▶ _Task goal_
What follows is a set of entries. Give them again exactly, without the pictures.

————

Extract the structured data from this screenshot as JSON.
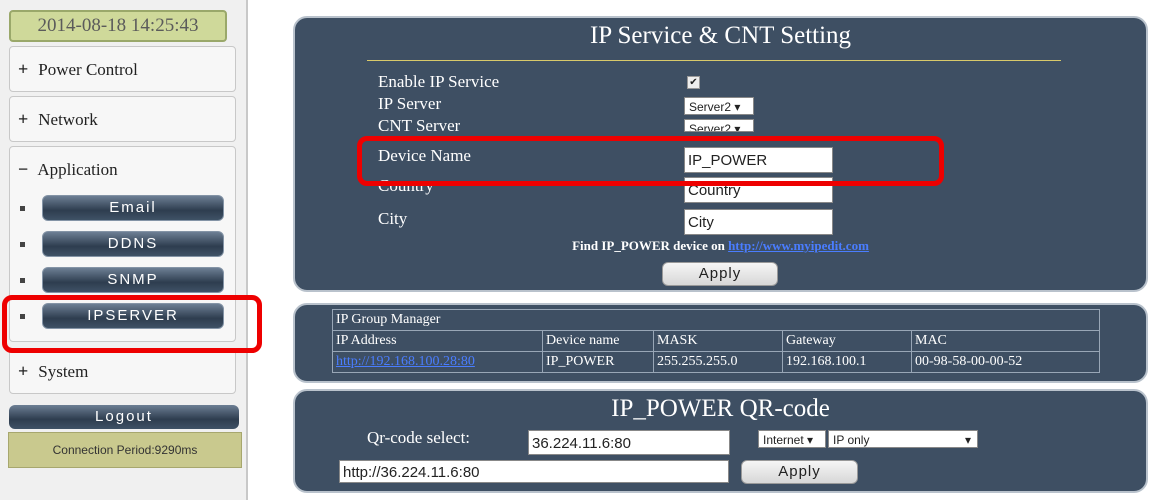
{
  "sidebar": {
    "clock": "2014-08-18 14:25:43",
    "power_control": {
      "sign": "+",
      "label": "Power Control"
    },
    "network": {
      "sign": "+",
      "label": "Network"
    },
    "application": {
      "sign": "−",
      "label": "Application",
      "items": [
        "Email",
        "DDNS",
        "SNMP",
        "IPSERVER"
      ]
    },
    "system": {
      "sign": "+",
      "label": "System"
    },
    "logout": "Logout",
    "connection": "Connection Period:9290ms"
  },
  "ip_service": {
    "title": "IP Service & CNT Setting",
    "enable_label": "Enable IP Service",
    "enable_checked": "✔",
    "ip_server_label": "IP Server",
    "ip_server_value": "Server2 ▾",
    "cnt_server_label": "CNT Server",
    "cnt_server_value": "Server2 ▾",
    "device_name_label": "Device Name",
    "device_name_value": "IP_POWER",
    "country_label": "Country",
    "country_value": "Country",
    "city_label": "City",
    "city_value": "City",
    "find_text": "Find IP_POWER  device on ",
    "find_link": "http://www.myipedit.com",
    "apply": "Apply"
  },
  "group_manager": {
    "caption": "IP Group Manager",
    "headers": [
      "IP Address",
      "Device name",
      "MASK",
      "Gateway",
      "MAC"
    ],
    "rows": [
      [
        "http://192.168.100.28:80",
        "IP_POWER",
        "255.255.255.0",
        "192.168.100.1",
        "00-98-58-00-00-52"
      ]
    ]
  },
  "qr": {
    "title": "IP_POWER  QR-code",
    "select_label": "Qr-code select:",
    "address_value": "36.224.11.6:80",
    "network_select": "Internet ▾",
    "mode_select": "IP only",
    "mode_arrow": "▾",
    "url_value": "http://36.224.11.6:80",
    "apply": "Apply"
  },
  "colors": {
    "panel": "#3e4f63",
    "highlight": "#ee0000",
    "clock_bg": "#cfd99a",
    "link": "#4a7dff"
  }
}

————

▶ _Solution for this exercise_
Extract the structured data from this screenshot as JSON.
{
  "sidebar": {
    "clock": "2014-08-18 14:25:43",
    "power_control": {
      "sign": "+",
      "label": "Power Control"
    },
    "network": {
      "sign": "+",
      "label": "Network"
    },
    "application": {
      "sign": "−",
      "label": "Application",
      "items": [
        "Email",
        "DDNS",
        "SNMP",
        "IPSERVER"
      ]
    },
    "system": {
      "sign": "+",
      "label": "System"
    },
    "logout": "Logout",
    "connection": "Connection Period:9290ms"
  },
  "ip_service": {
    "title": "IP Service & CNT Setting",
    "enable_label": "Enable IP Service",
    "enable_checked": "✔",
    "ip_server_label": "IP Server",
    "ip_server_value": "Server2 ▾",
    "cnt_server_label": "CNT Server",
    "cnt_server_value": "Server2 ▾",
    "device_name_label": "Device Name",
    "device_name_value": "IP_POWER",
    "country_label": "Country",
    "country_value": "Country",
    "city_label": "City",
    "city_value": "City",
    "find_text": "Find IP_POWER  device on ",
    "find_link": "http://www.myipedit.com",
    "apply": "Apply"
  },
  "group_manager": {
    "caption": "IP Group Manager",
    "headers": [
      "IP Address",
      "Device name",
      "MASK",
      "Gateway",
      "MAC"
    ],
    "rows": [
      [
        "http://192.168.100.28:80",
        "IP_POWER",
        "255.255.255.0",
        "192.168.100.1",
        "00-98-58-00-00-52"
      ]
    ]
  },
  "qr": {
    "title": "IP_POWER  QR-code",
    "select_label": "Qr-code select:",
    "address_value": "36.224.11.6:80",
    "network_select": "Internet ▾",
    "mode_select": "IP only",
    "mode_arrow": "▾",
    "url_value": "http://36.224.11.6:80",
    "apply": "Apply"
  },
  "colors": {
    "panel": "#3e4f63",
    "highlight": "#ee0000",
    "clock_bg": "#cfd99a",
    "link": "#4a7dff"
  }
}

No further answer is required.